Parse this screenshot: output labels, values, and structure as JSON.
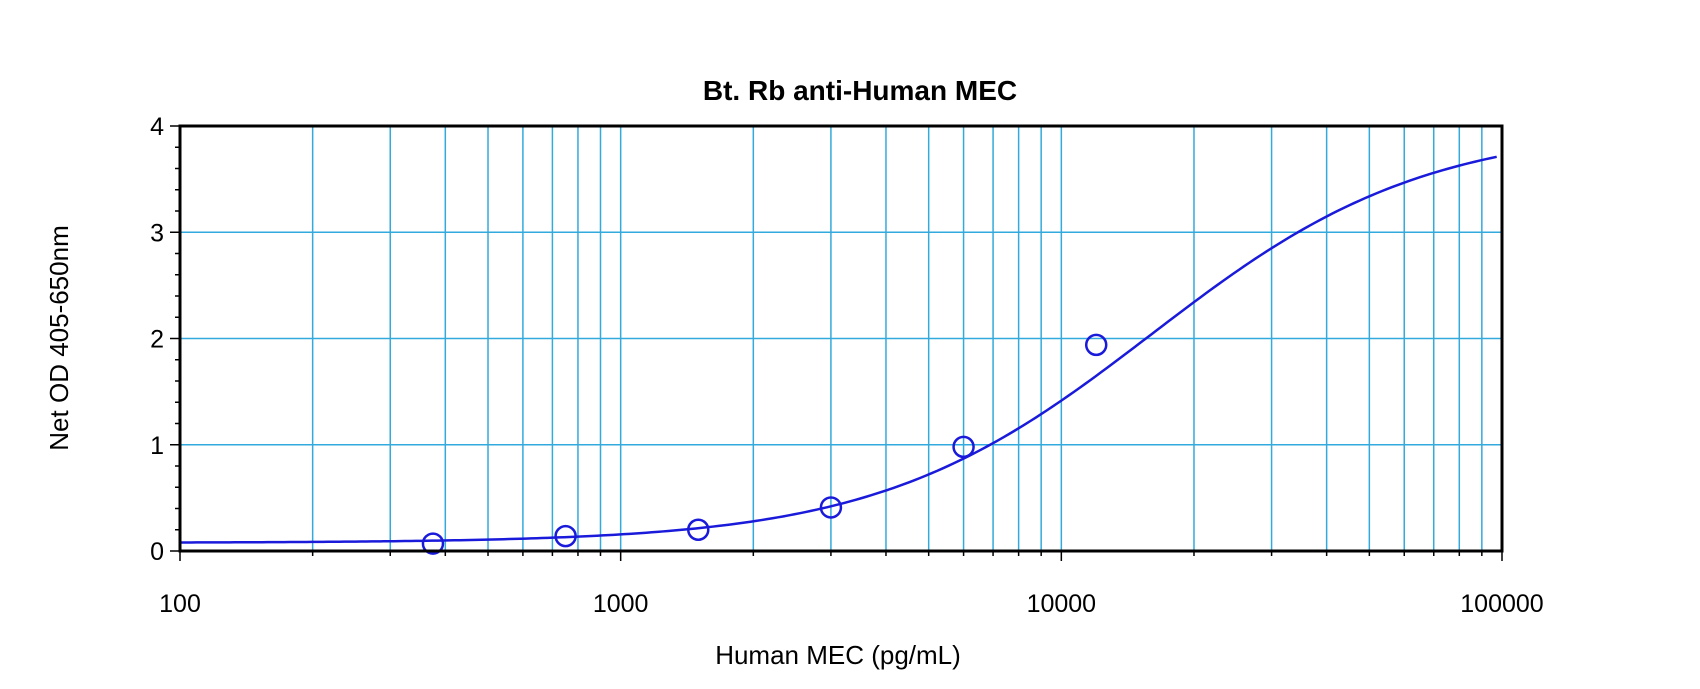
{
  "chart_data": {
    "type": "scatter",
    "title": "Bt. Rb anti-Human MEC",
    "xlabel": "Human MEC (pg/mL)",
    "ylabel": "Net OD 405-650nm",
    "x_scale": "log",
    "xlim": [
      100,
      100000
    ],
    "ylim": [
      0,
      4
    ],
    "x_ticks": [
      "100",
      "1000",
      "10000",
      "100000"
    ],
    "y_ticks": [
      "0",
      "1",
      "2",
      "3",
      "4"
    ],
    "grid": true,
    "colors": {
      "grid": "#33aadd",
      "curve": "#1a1adb",
      "points": "#1a1adb",
      "frame": "#000000"
    },
    "points": [
      {
        "x": 375,
        "y": 0.07
      },
      {
        "x": 750,
        "y": 0.14
      },
      {
        "x": 1500,
        "y": 0.2
      },
      {
        "x": 3000,
        "y": 0.41
      },
      {
        "x": 6000,
        "y": 0.98
      },
      {
        "x": 12000,
        "y": 1.94
      }
    ],
    "fit_curve": {
      "model": "4PL",
      "A": 0.077,
      "D": 4.0,
      "C": 16000,
      "B": 1.4
    }
  }
}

-----

- [Required work]: Set each line of the records down exactly, leaving every picture out.

- [Written response]:
Parse this screenshot: output labels, values, and structure as JSON.
{
  "chart_data": {
    "type": "scatter",
    "title": "Bt. Rb anti-Human MEC",
    "xlabel": "Human MEC (pg/mL)",
    "ylabel": "Net OD 405-650nm",
    "x_scale": "log",
    "xlim": [
      100,
      100000
    ],
    "ylim": [
      0,
      4
    ],
    "x_ticks": [
      "100",
      "1000",
      "10000",
      "100000"
    ],
    "y_ticks": [
      "0",
      "1",
      "2",
      "3",
      "4"
    ],
    "grid": true,
    "colors": {
      "grid": "#33aadd",
      "curve": "#1a1adb",
      "points": "#1a1adb",
      "frame": "#000000"
    },
    "points": [
      {
        "x": 375,
        "y": 0.07
      },
      {
        "x": 750,
        "y": 0.14
      },
      {
        "x": 1500,
        "y": 0.2
      },
      {
        "x": 3000,
        "y": 0.41
      },
      {
        "x": 6000,
        "y": 0.98
      },
      {
        "x": 12000,
        "y": 1.94
      }
    ],
    "fit_curve": {
      "model": "4PL",
      "A": 0.077,
      "D": 4.0,
      "C": 16000,
      "B": 1.4
    }
  }
}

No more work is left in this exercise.